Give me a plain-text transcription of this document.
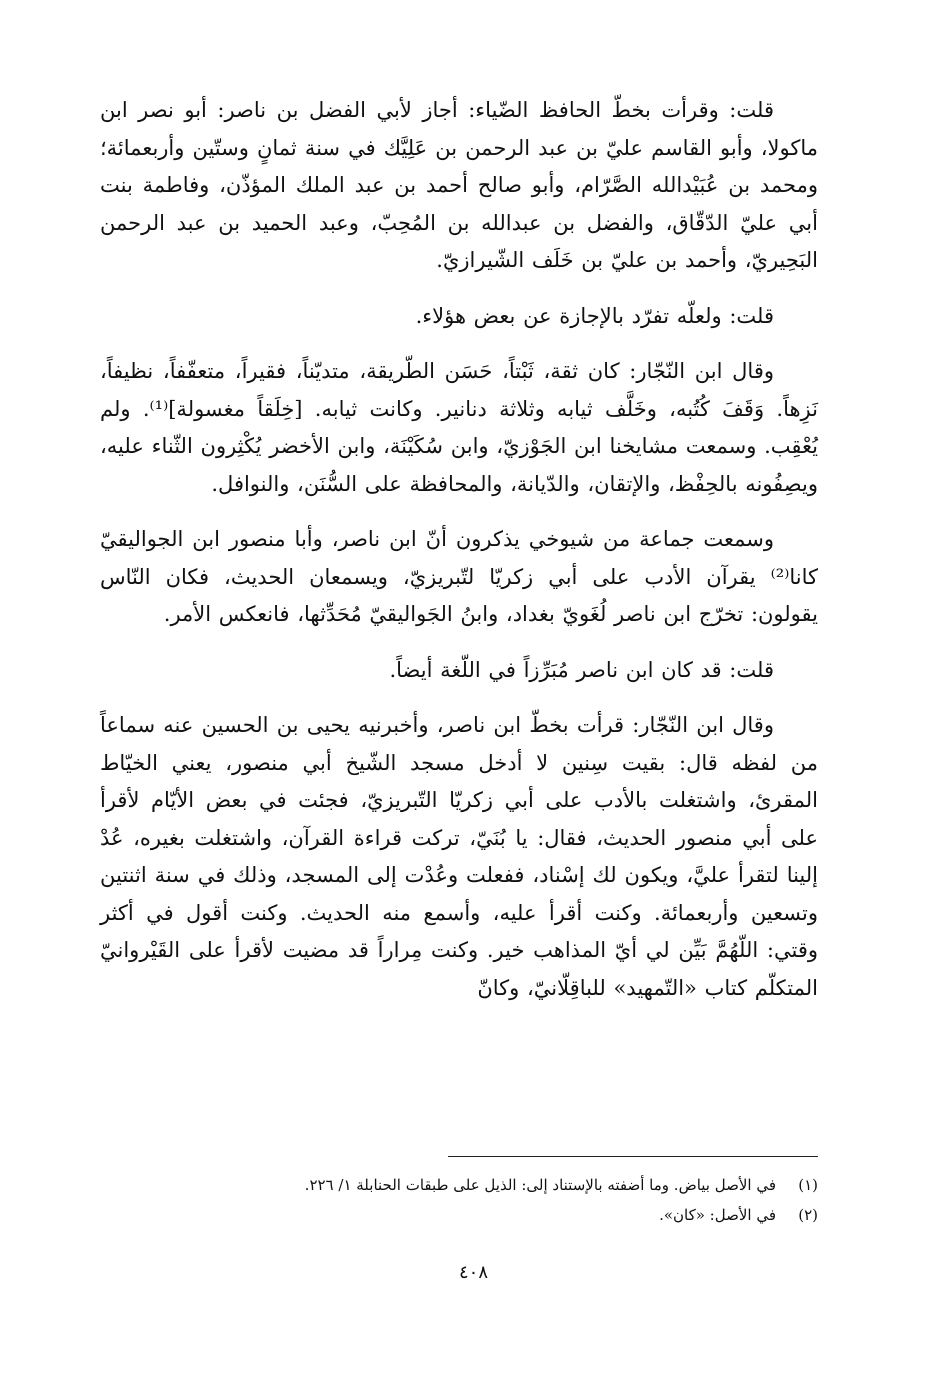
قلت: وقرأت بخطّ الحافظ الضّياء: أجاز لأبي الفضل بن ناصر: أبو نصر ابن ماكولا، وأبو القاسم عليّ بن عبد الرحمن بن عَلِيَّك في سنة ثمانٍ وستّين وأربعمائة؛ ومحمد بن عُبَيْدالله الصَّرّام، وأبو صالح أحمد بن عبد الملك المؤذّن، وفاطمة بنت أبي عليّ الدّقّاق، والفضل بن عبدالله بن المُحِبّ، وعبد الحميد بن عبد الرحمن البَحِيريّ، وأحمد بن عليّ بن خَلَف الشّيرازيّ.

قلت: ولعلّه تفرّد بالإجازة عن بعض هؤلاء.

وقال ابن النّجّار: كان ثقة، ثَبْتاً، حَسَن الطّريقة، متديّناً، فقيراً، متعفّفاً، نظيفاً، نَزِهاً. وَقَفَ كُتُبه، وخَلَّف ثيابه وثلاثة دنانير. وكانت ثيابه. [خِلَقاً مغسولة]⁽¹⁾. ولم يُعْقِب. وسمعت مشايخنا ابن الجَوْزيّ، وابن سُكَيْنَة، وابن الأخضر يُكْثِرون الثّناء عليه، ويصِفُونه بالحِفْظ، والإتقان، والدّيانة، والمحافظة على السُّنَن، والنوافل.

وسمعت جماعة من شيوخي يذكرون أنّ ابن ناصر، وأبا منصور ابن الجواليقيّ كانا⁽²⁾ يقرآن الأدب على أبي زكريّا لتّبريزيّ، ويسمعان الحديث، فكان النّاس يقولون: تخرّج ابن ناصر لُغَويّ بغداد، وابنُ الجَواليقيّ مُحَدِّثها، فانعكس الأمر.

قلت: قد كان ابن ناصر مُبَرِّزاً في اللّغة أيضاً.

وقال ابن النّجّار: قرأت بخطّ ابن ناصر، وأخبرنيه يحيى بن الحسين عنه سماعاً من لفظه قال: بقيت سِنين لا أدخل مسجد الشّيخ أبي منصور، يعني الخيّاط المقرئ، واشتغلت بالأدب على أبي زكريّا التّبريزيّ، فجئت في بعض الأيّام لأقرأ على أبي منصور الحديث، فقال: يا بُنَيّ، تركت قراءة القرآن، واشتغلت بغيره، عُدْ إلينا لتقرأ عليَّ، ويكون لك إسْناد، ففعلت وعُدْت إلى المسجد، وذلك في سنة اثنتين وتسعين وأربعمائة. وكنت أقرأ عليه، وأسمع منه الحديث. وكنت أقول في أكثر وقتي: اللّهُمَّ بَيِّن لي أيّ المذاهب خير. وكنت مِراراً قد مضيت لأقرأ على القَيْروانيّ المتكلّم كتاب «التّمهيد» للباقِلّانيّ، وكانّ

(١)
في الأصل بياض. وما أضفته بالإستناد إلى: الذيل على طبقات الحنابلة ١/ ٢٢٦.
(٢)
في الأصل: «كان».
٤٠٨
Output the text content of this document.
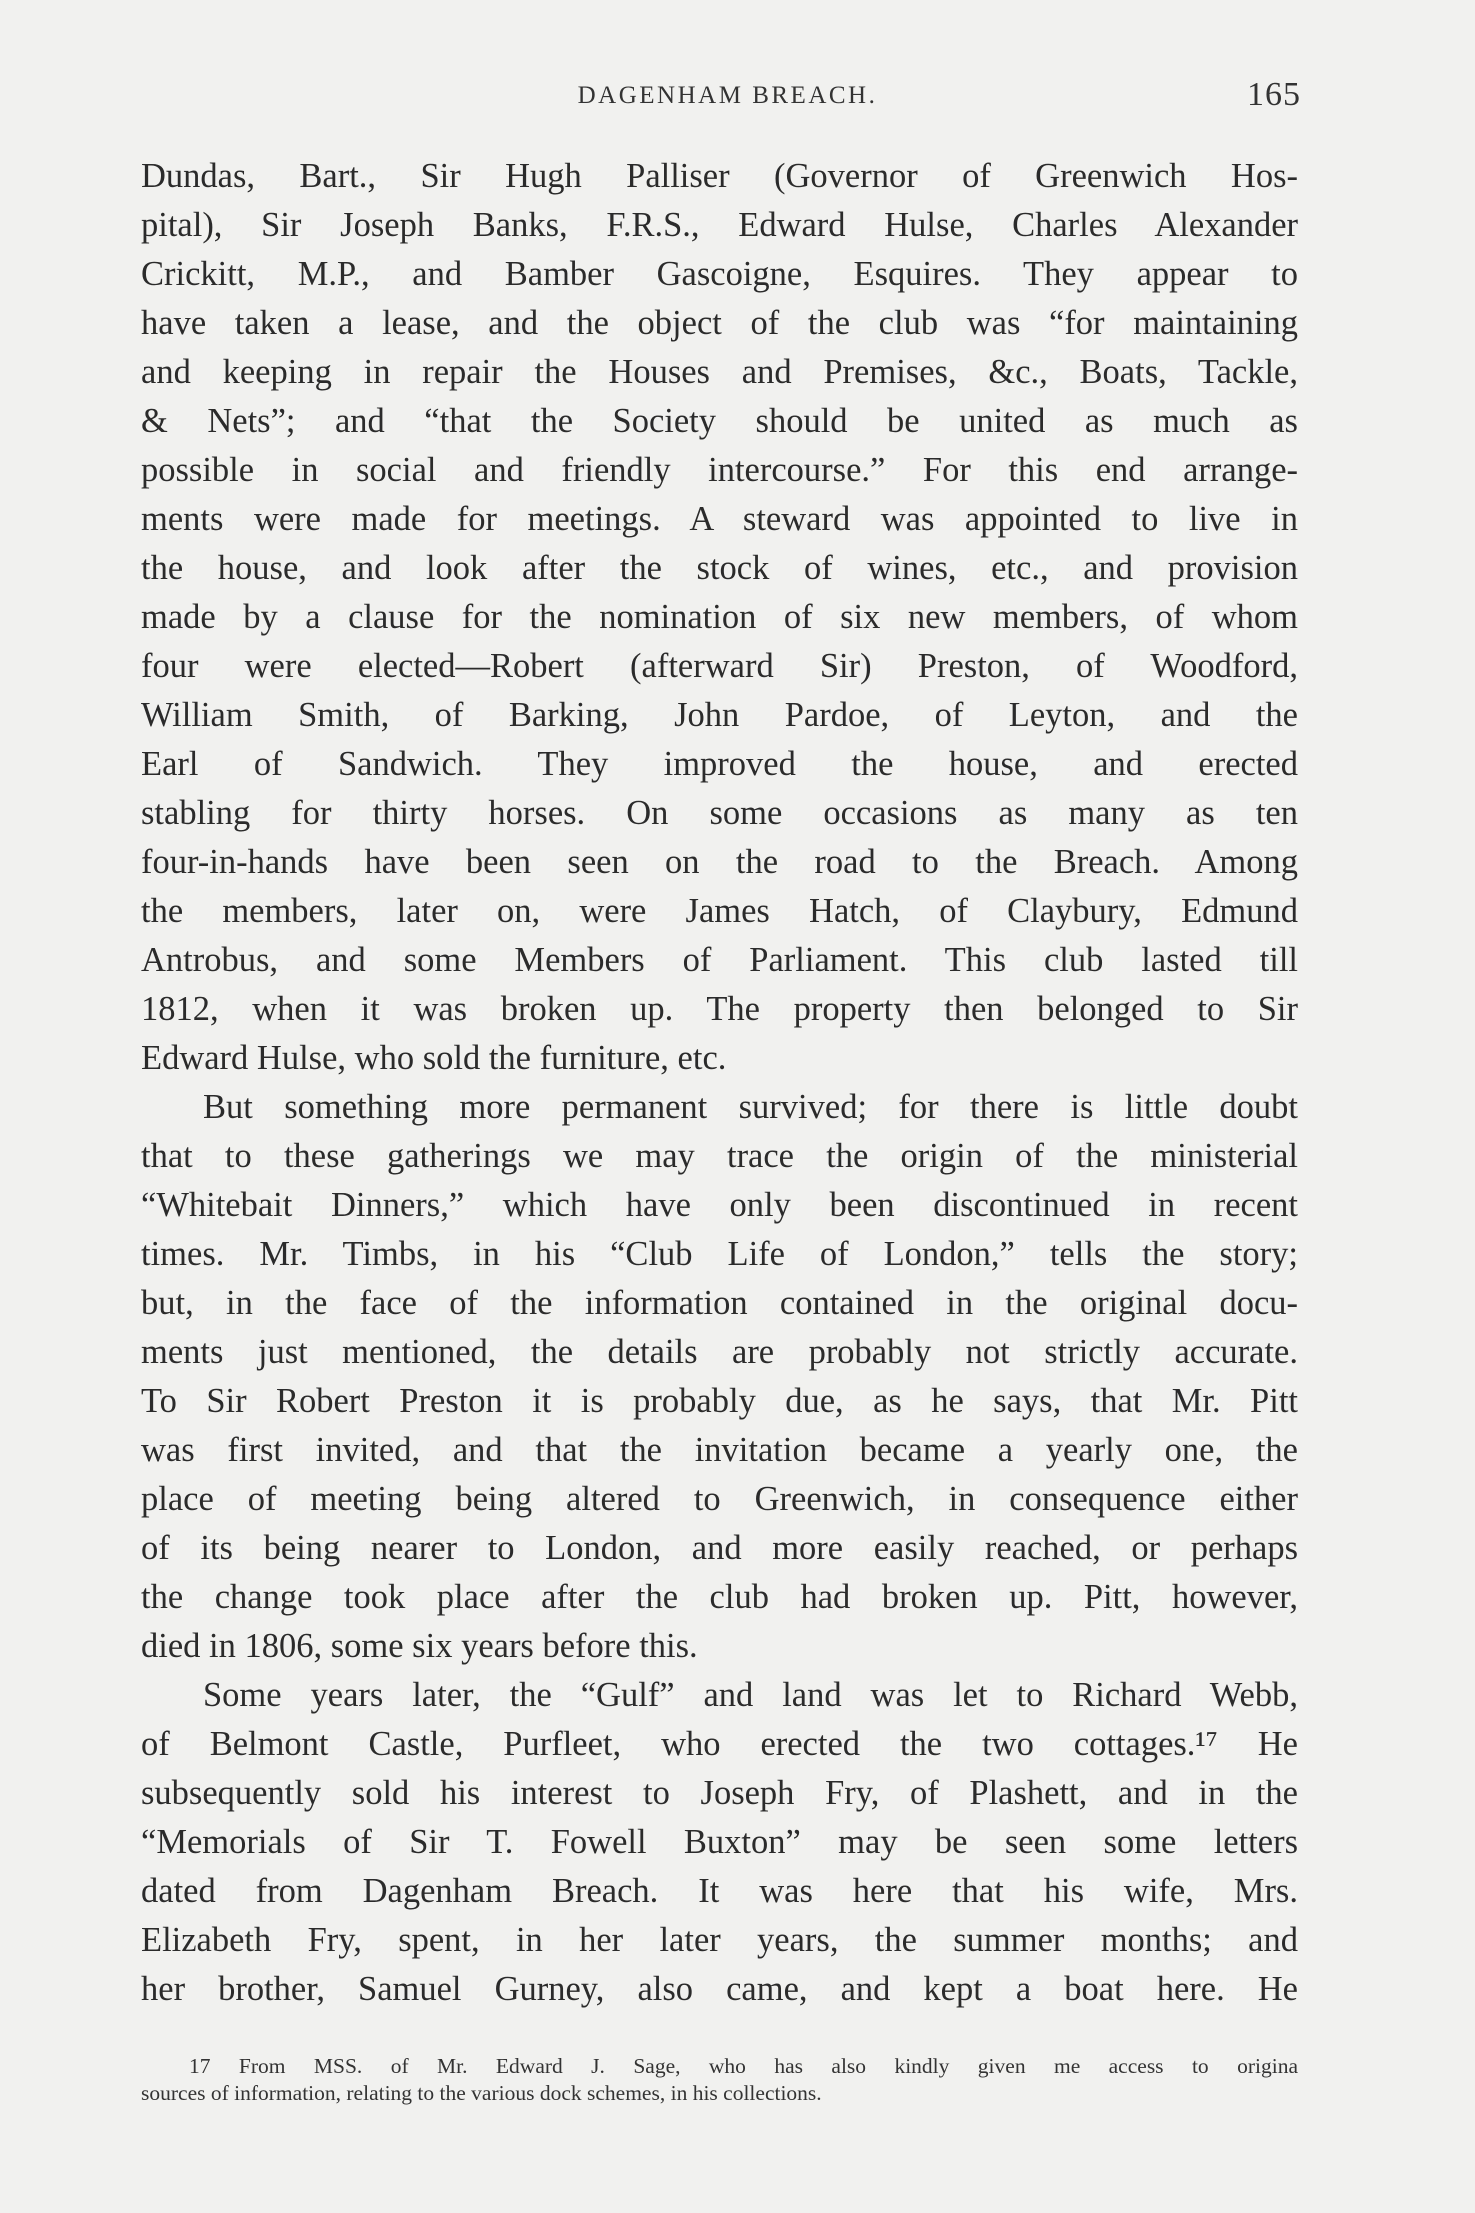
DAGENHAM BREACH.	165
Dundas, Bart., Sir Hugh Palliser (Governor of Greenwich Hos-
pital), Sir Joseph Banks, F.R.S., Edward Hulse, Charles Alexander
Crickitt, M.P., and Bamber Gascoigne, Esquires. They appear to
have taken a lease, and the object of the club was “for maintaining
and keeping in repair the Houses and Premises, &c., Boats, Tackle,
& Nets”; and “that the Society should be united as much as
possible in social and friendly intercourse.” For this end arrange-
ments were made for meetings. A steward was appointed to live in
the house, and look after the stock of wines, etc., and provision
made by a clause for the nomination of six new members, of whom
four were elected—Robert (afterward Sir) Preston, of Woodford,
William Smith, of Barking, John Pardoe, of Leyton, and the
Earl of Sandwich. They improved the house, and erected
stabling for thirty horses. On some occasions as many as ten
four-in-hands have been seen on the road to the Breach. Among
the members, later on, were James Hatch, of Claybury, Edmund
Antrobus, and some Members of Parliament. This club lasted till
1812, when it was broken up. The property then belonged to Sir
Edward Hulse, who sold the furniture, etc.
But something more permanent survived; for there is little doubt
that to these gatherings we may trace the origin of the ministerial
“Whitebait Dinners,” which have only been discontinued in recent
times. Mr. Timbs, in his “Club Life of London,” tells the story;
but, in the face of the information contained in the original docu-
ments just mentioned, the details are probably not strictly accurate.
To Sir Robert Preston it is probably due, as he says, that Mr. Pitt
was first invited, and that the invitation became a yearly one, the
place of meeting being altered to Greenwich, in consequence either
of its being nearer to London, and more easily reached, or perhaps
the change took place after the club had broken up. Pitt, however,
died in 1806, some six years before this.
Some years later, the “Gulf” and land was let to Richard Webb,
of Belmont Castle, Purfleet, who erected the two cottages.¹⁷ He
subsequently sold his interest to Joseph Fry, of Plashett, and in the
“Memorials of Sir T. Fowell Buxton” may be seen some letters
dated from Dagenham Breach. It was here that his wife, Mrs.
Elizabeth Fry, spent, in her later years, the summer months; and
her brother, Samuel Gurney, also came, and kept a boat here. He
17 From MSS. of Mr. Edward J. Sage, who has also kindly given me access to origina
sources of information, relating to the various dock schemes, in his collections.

════════════════

» What the task asks:
Repeat each entry exactly. Pictures do not belong in the copy.

» Answer:
Give me a plain-text transcription of this document.
قلت: وقرأت بخطّ الحافظ الضّياء: أجاز لأبي الفضل بن ناصر: أبو نصر ابن ماكولا، وأبو القاسم عليّ بن عبد الرحمن بن عَلِيَّك في سنة ثمانٍ وستّين وأربعمائة؛ ومحمد بن عُبَيْدالله الصَّرّام، وأبو صالح أحمد بن عبد الملك المؤذّن، وفاطمة بنت أبي عليّ الدّقّاق، والفضل بن عبدالله بن المُحِبّ، وعبد الحميد بن عبد الرحمن البَحِيريّ، وأحمد بن عليّ بن خَلَف الشّيرازيّ.

قلت: ولعلّه تفرّد بالإجازة عن بعض هؤلاء.

وقال ابن النّجّار: كان ثقة، ثَبْتاً، حَسَن الطّريقة، متديّناً، فقيراً، متعفّفاً، نظيفاً، نَزِهاً. وَقَفَ كُتُبه، وخَلَّف ثيابه وثلاثة دنانير. وكانت ثيابه. [خِلَقاً مغسولة]⁽¹⁾. ولم يُعْقِب. وسمعت مشايخنا ابن الجَوْزيّ، وابن سُكَيْنَة، وابن الأخضر يُكْثِرون الثّناء عليه، ويصِفُونه بالحِفْظ، والإتقان، والدّيانة، والمحافظة على السُّنَن، والنوافل.

وسمعت جماعة من شيوخي يذكرون أنّ ابن ناصر، وأبا منصور ابن الجواليقيّ كانا⁽²⁾ يقرآن الأدب على أبي زكريّا لتّبريزيّ، ويسمعان الحديث، فكان النّاس يقولون: تخرّج ابن ناصر لُغَويّ بغداد، وابنُ الجَواليقيّ مُحَدِّثها، فانعكس الأمر.

قلت: قد كان ابن ناصر مُبَرِّزاً في اللّغة أيضاً.

وقال ابن النّجّار: قرأت بخطّ ابن ناصر، وأخبرنيه يحيى بن الحسين عنه سماعاً من لفظه قال: بقيت سِنين لا أدخل مسجد الشّيخ أبي منصور، يعني الخيّاط المقرئ، واشتغلت بالأدب على أبي زكريّا التّبريزيّ، فجئت في بعض الأيّام لأقرأ على أبي منصور الحديث، فقال: يا بُنَيّ، تركت قراءة القرآن، واشتغلت بغيره، عُدْ إلينا لتقرأ عليَّ، ويكون لك إسْناد، ففعلت وعُدْت إلى المسجد، وذلك في سنة اثنتين وتسعين وأربعمائة. وكنت أقرأ عليه، وأسمع منه الحديث. وكنت أقول في أكثر وقتي: اللّهُمَّ بَيِّن لي أيّ المذاهب خير. وكنت مِراراً قد مضيت لأقرأ على القَيْروانيّ المتكلّم كتاب «التّمهيد» للباقِلّانيّ، وكانّ

(١)
في الأصل بياض. وما أضفته بالإستناد إلى: الذيل على طبقات الحنابلة ١/ ٢٢٦.
(٢)
في الأصل: «كان».
٤٠٨
Output the text content of this document.
DAGENHAM BREACH.	165
Dundas, Bart., Sir Hugh Palliser (Governor of Greenwich Hos-
pital), Sir Joseph Banks, F.R.S., Edward Hulse, Charles Alexander
Crickitt, M.P., and Bamber Gascoigne, Esquires. They appear to
have taken a lease, and the object of the club was “for maintaining
and keeping in repair the Houses and Premises, &c., Boats, Tackle,
& Nets”; and “that the Society should be united as much as
possible in social and friendly intercourse.” For this end arrange-
ments were made for meetings. A steward was appointed to live in
the house, and look after the stock of wines, etc., and provision
made by a clause for the nomination of six new members, of whom
four were elected—Robert (afterward Sir) Preston, of Woodford,
William Smith, of Barking, John Pardoe, of Leyton, and the
Earl of Sandwich. They improved the house, and erected
stabling for thirty horses. On some occasions as many as ten
four-in-hands have been seen on the road to the Breach. Among
the members, later on, were James Hatch, of Claybury, Edmund
Antrobus, and some Members of Parliament. This club lasted till
1812, when it was broken up. The property then belonged to Sir
Edward Hulse, who sold the furniture, etc.
But something more permanent survived; for there is little doubt
that to these gatherings we may trace the origin of the ministerial
“Whitebait Dinners,” which have only been discontinued in recent
times. Mr. Timbs, in his “Club Life of London,” tells the story;
but, in the face of the information contained in the original docu-
ments just mentioned, the details are probably not strictly accurate.
To Sir Robert Preston it is probably due, as he says, that Mr. Pitt
was first invited, and that the invitation became a yearly one, the
place of meeting being altered to Greenwich, in consequence either
of its being nearer to London, and more easily reached, or perhaps
the change took place after the club had broken up. Pitt, however,
died in 1806, some six years before this.
Some years later, the “Gulf” and land was let to Richard Webb,
of Belmont Castle, Purfleet, who erected the two cottages.¹⁷ He
subsequently sold his interest to Joseph Fry, of Plashett, and in the
“Memorials of Sir T. Fowell Buxton” may be seen some letters
dated from Dagenham Breach. It was here that his wife, Mrs.
Elizabeth Fry, spent, in her later years, the summer months; and
her brother, Samuel Gurney, also came, and kept a boat here. He
17 From MSS. of Mr. Edward J. Sage, who has also kindly given me access to origina
sources of information, relating to the various dock schemes, in his collections.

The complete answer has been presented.